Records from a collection

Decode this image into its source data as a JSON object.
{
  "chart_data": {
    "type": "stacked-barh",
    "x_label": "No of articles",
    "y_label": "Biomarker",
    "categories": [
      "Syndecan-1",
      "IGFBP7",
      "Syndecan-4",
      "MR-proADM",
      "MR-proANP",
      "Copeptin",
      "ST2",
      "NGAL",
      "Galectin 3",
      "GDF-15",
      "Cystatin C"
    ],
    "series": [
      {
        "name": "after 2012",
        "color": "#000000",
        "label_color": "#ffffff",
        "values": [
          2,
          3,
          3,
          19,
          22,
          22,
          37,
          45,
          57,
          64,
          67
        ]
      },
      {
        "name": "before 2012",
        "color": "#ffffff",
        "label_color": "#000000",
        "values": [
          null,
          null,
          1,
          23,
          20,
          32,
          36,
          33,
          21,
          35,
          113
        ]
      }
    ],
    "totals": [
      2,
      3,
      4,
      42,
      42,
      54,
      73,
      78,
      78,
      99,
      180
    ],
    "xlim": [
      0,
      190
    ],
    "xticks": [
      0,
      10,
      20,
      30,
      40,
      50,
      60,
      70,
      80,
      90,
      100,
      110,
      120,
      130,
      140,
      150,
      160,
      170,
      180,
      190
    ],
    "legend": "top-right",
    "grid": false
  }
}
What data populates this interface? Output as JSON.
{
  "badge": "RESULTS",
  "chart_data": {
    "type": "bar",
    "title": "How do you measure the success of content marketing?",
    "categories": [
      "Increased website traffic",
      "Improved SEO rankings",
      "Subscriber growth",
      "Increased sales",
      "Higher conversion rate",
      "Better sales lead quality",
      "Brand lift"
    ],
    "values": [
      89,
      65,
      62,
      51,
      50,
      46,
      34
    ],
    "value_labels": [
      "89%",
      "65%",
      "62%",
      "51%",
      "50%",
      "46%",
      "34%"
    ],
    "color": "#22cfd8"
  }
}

# WHAT THIS TASK INVOLVES
Tally the lines of the records holding the word "Increased", then give only the resulting number.

# RESPONSE TO THE EXERCISE
2